WHAT NEEDS TO BE DONE:
Your response should contain every record below, copied exactly.

Stored items from a collection
· · · ·

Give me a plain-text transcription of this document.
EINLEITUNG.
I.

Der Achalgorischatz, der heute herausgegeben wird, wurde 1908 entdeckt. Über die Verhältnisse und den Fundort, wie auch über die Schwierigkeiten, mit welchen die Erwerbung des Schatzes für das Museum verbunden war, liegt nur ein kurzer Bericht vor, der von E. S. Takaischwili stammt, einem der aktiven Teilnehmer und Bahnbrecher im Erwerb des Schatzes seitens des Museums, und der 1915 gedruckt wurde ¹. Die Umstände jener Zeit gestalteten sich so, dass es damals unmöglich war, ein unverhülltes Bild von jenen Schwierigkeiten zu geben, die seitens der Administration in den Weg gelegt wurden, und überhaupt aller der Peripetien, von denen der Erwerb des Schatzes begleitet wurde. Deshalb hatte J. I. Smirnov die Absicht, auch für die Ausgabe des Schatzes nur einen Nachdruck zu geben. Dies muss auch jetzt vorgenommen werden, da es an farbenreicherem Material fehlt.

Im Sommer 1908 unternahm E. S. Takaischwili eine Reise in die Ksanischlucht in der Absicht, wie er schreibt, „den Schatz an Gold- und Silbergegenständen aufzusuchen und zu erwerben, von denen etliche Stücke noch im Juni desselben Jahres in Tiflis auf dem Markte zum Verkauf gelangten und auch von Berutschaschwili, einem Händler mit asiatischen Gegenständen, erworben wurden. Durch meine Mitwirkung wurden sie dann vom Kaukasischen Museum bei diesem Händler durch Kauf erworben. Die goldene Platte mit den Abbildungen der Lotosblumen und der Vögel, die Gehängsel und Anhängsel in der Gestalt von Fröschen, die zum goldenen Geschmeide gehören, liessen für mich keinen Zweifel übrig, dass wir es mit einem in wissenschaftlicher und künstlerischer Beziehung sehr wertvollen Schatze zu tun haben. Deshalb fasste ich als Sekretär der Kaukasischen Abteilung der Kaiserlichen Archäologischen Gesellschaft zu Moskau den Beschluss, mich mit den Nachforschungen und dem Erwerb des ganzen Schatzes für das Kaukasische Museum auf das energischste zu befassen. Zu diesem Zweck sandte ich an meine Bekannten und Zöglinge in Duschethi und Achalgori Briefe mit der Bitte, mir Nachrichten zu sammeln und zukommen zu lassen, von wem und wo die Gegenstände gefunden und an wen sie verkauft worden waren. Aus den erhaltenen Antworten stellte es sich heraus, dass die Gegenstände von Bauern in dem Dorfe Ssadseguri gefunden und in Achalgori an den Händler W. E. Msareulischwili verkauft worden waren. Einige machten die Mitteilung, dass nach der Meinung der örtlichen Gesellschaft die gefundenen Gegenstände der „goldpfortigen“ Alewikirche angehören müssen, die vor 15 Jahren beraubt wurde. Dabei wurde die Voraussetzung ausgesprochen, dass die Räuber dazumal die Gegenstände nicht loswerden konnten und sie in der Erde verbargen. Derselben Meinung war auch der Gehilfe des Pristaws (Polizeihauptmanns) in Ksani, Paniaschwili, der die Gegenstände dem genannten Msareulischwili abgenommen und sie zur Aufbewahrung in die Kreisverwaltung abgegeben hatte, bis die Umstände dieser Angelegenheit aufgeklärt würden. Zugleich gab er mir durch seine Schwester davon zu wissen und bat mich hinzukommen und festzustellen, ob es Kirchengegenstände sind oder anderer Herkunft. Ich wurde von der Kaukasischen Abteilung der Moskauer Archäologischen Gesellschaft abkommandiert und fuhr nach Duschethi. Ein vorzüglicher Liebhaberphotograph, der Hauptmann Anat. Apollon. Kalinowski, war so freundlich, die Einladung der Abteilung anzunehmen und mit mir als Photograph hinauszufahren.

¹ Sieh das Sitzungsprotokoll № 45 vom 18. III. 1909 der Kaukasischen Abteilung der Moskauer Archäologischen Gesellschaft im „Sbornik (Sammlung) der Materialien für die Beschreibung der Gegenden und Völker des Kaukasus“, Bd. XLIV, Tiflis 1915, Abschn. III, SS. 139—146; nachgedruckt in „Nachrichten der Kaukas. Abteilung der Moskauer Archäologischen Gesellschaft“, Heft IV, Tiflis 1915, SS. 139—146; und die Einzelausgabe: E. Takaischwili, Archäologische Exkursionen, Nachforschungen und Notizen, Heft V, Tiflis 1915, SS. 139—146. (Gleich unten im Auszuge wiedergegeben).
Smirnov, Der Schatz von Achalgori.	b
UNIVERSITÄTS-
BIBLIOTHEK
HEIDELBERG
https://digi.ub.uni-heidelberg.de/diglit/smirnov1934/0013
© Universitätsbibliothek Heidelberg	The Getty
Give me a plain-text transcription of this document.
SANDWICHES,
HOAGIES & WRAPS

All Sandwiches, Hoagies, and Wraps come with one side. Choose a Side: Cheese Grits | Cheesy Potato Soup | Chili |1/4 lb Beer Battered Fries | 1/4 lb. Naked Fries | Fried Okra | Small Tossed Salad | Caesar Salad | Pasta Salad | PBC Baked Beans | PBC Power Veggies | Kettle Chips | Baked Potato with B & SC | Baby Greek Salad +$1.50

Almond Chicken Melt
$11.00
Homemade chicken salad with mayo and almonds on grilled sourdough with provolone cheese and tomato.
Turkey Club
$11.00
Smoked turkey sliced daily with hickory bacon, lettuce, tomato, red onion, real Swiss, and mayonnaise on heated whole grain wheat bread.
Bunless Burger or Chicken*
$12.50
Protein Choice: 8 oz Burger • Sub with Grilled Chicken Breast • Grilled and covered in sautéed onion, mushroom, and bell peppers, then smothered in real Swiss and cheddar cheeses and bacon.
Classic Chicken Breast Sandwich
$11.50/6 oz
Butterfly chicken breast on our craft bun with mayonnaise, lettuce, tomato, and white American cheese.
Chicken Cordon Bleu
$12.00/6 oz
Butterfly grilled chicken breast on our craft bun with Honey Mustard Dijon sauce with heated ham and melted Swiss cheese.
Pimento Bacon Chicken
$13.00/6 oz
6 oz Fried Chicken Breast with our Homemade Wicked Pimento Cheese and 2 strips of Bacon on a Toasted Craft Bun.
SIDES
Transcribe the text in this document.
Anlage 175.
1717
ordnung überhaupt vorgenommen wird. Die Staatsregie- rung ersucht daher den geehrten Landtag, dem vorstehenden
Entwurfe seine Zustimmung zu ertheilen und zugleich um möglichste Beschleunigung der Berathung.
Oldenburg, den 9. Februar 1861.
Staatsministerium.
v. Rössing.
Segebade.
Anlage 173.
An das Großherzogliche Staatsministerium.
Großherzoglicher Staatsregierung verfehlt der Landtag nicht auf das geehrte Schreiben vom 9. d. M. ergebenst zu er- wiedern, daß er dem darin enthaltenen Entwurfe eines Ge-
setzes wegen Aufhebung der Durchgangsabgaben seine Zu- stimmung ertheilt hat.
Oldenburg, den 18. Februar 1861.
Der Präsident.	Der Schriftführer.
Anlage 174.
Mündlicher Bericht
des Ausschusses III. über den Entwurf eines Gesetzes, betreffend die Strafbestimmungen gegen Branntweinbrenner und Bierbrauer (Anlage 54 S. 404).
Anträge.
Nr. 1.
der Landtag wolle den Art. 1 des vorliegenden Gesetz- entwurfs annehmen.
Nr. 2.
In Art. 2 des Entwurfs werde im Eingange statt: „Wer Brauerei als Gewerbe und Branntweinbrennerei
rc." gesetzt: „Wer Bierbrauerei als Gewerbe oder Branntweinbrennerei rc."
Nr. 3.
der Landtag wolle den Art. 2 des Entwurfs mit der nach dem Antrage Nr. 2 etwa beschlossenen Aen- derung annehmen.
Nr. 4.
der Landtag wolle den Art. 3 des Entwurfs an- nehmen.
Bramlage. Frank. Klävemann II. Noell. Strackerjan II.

· · · ·

RESULT BELOW:
Give me a plain-text transcription of this document.
EINLEITUNG.
I.

Der Achalgorischatz, der heute herausgegeben wird, wurde 1908 entdeckt. Über die Verhältnisse und den Fundort, wie auch über die Schwierigkeiten, mit welchen die Erwerbung des Schatzes für das Museum verbunden war, liegt nur ein kurzer Bericht vor, der von E. S. Takaischwili stammt, einem der aktiven Teilnehmer und Bahnbrecher im Erwerb des Schatzes seitens des Museums, und der 1915 gedruckt wurde ¹. Die Umstände jener Zeit gestalteten sich so, dass es damals unmöglich war, ein unverhülltes Bild von jenen Schwierigkeiten zu geben, die seitens der Administration in den Weg gelegt wurden, und überhaupt aller der Peripetien, von denen der Erwerb des Schatzes begleitet wurde. Deshalb hatte J. I. Smirnov die Absicht, auch für die Ausgabe des Schatzes nur einen Nachdruck zu geben. Dies muss auch jetzt vorgenommen werden, da es an farbenreicherem Material fehlt.

Im Sommer 1908 unternahm E. S. Takaischwili eine Reise in die Ksanischlucht in der Absicht, wie er schreibt, „den Schatz an Gold- und Silbergegenständen aufzusuchen und zu erwerben, von denen etliche Stücke noch im Juni desselben Jahres in Tiflis auf dem Markte zum Verkauf gelangten und auch von Berutschaschwili, einem Händler mit asiatischen Gegenständen, erworben wurden. Durch meine Mitwirkung wurden sie dann vom Kaukasischen Museum bei diesem Händler durch Kauf erworben. Die goldene Platte mit den Abbildungen der Lotosblumen und der Vögel, die Gehängsel und Anhängsel in der Gestalt von Fröschen, die zum goldenen Geschmeide gehören, liessen für mich keinen Zweifel übrig, dass wir es mit einem in wissenschaftlicher und künstlerischer Beziehung sehr wertvollen Schatze zu tun haben. Deshalb fasste ich als Sekretär der Kaukasischen Abteilung der Kaiserlichen Archäologischen Gesellschaft zu Moskau den Beschluss, mich mit den Nachforschungen und dem Erwerb des ganzen Schatzes für das Kaukasische Museum auf das energischste zu befassen. Zu diesem Zweck sandte ich an meine Bekannten und Zöglinge in Duschethi und Achalgori Briefe mit der Bitte, mir Nachrichten zu sammeln und zukommen zu lassen, von wem und wo die Gegenstände gefunden und an wen sie verkauft worden waren. Aus den erhaltenen Antworten stellte es sich heraus, dass die Gegenstände von Bauern in dem Dorfe Ssadseguri gefunden und in Achalgori an den Händler W. E. Msareulischwili verkauft worden waren. Einige machten die Mitteilung, dass nach der Meinung der örtlichen Gesellschaft die gefundenen Gegenstände der „goldpfortigen“ Alewikirche angehören müssen, die vor 15 Jahren beraubt wurde. Dabei wurde die Voraussetzung ausgesprochen, dass die Räuber dazumal die Gegenstände nicht loswerden konnten und sie in der Erde verbargen. Derselben Meinung war auch der Gehilfe des Pristaws (Polizeihauptmanns) in Ksani, Paniaschwili, der die Gegenstände dem genannten Msareulischwili abgenommen und sie zur Aufbewahrung in die Kreisverwaltung abgegeben hatte, bis die Umstände dieser Angelegenheit aufgeklärt würden. Zugleich gab er mir durch seine Schwester davon zu wissen und bat mich hinzukommen und festzustellen, ob es Kirchengegenstände sind oder anderer Herkunft. Ich wurde von der Kaukasischen Abteilung der Moskauer Archäologischen Gesellschaft abkommandiert und fuhr nach Duschethi. Ein vorzüglicher Liebhaberphotograph, der Hauptmann Anat. Apollon. Kalinowski, war so freundlich, die Einladung der Abteilung anzunehmen und mit mir als Photograph hinauszufahren.

¹ Sieh das Sitzungsprotokoll № 45 vom 18. III. 1909 der Kaukasischen Abteilung der Moskauer Archäologischen Gesellschaft im „Sbornik (Sammlung) der Materialien für die Beschreibung der Gegenden und Völker des Kaukasus“, Bd. XLIV, Tiflis 1915, Abschn. III, SS. 139—146; nachgedruckt in „Nachrichten der Kaukas. Abteilung der Moskauer Archäologischen Gesellschaft“, Heft IV, Tiflis 1915, SS. 139—146; und die Einzelausgabe: E. Takaischwili, Archäologische Exkursionen, Nachforschungen und Notizen, Heft V, Tiflis 1915, SS. 139—146. (Gleich unten im Auszuge wiedergegeben).
Smirnov, Der Schatz von Achalgori.	b
UNIVERSITÄTS-
BIBLIOTHEK
HEIDELBERG
https://digi.ub.uni-heidelberg.de/diglit/smirnov1934/0013
© Universitätsbibliothek Heidelberg	The Getty
Give me a plain-text transcription of this document.
SANDWICHES,
HOAGIES & WRAPS

All Sandwiches, Hoagies, and Wraps come with one side. Choose a Side: Cheese Grits | Cheesy Potato Soup | Chili |1/4 lb Beer Battered Fries | 1/4 lb. Naked Fries | Fried Okra | Small Tossed Salad | Caesar Salad | Pasta Salad | PBC Baked Beans | PBC Power Veggies | Kettle Chips | Baked Potato with B & SC | Baby Greek Salad +$1.50

Almond Chicken Melt
$11.00
Homemade chicken salad with mayo and almonds on grilled sourdough with provolone cheese and tomato.
Turkey Club
$11.00
Smoked turkey sliced daily with hickory bacon, lettuce, tomato, red onion, real Swiss, and mayonnaise on heated whole grain wheat bread.
Bunless Burger or Chicken*
$12.50
Protein Choice: 8 oz Burger • Sub with Grilled Chicken Breast • Grilled and covered in sautéed onion, mushroom, and bell peppers, then smothered in real Swiss and cheddar cheeses and bacon.
Classic Chicken Breast Sandwich
$11.50/6 oz
Butterfly chicken breast on our craft bun with mayonnaise, lettuce, tomato, and white American cheese.
Chicken Cordon Bleu
$12.00/6 oz
Butterfly grilled chicken breast on our craft bun with Honey Mustard Dijon sauce with heated ham and melted Swiss cheese.
Pimento Bacon Chicken
$13.00/6 oz
6 oz Fried Chicken Breast with our Homemade Wicked Pimento Cheese and 2 strips of Bacon on a Toasted Craft Bun.
SIDES
Transcribe the text in this document.
Anlage 175.
1717
ordnung überhaupt vorgenommen wird. Die Staatsregie- rung ersucht daher den geehrten Landtag, dem vorstehenden
Entwurfe seine Zustimmung zu ertheilen und zugleich um möglichste Beschleunigung der Berathung.
Oldenburg, den 9. Februar 1861.
Staatsministerium.
v. Rössing.
Segebade.
Anlage 173.
An das Großherzogliche Staatsministerium.
Großherzoglicher Staatsregierung verfehlt der Landtag nicht auf das geehrte Schreiben vom 9. d. M. ergebenst zu er- wiedern, daß er dem darin enthaltenen Entwurfe eines Ge-
setzes wegen Aufhebung der Durchgangsabgaben seine Zu- stimmung ertheilt hat.
Oldenburg, den 18. Februar 1861.
Der Präsident.	Der Schriftführer.
Anlage 174.
Mündlicher Bericht
des Ausschusses III. über den Entwurf eines Gesetzes, betreffend die Strafbestimmungen gegen Branntweinbrenner und Bierbrauer (Anlage 54 S. 404).
Anträge.
Nr. 1.
der Landtag wolle den Art. 1 des vorliegenden Gesetz- entwurfs annehmen.
Nr. 2.
In Art. 2 des Entwurfs werde im Eingange statt: „Wer Brauerei als Gewerbe und Branntweinbrennerei
rc." gesetzt: „Wer Bierbrauerei als Gewerbe oder Branntweinbrennerei rc."
Nr. 3.
der Landtag wolle den Art. 2 des Entwurfs mit der nach dem Antrage Nr. 2 etwa beschlossenen Aen- derung annehmen.
Nr. 4.
der Landtag wolle den Art. 3 des Entwurfs an- nehmen.
Bramlage. Frank. Klävemann II. Noell. Strackerjan II.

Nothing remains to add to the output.